Entries from a dataset:

────────────────────

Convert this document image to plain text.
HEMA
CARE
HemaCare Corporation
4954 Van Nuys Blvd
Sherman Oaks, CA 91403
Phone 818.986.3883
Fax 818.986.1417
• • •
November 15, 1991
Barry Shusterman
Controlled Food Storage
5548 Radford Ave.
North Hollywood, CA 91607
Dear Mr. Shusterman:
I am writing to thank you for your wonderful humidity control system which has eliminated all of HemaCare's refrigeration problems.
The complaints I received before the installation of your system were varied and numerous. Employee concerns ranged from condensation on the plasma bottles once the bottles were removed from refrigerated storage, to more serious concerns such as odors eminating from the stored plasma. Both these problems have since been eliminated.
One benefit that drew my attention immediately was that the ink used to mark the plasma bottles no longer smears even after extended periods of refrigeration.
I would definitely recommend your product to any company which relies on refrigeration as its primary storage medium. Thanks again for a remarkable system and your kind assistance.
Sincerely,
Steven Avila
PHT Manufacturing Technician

────────────────────

▶ WHAT IS ASKED: Search the listing for the word "problems". Copy every line in which it occurs.

▶ OUTPUT:
I am writing to thank you for your wonderful humidity control system which has eliminated all of HemaCare's refrigeration problems.
The complaints I received before the installation of your system were varied and numerous. Employee concerns ranged from condensation on the plasma bottles once the bottles were removed from refrigerated storage, to more serious concerns such as odors eminating from the stored plasma. Both these problems have since been eliminated.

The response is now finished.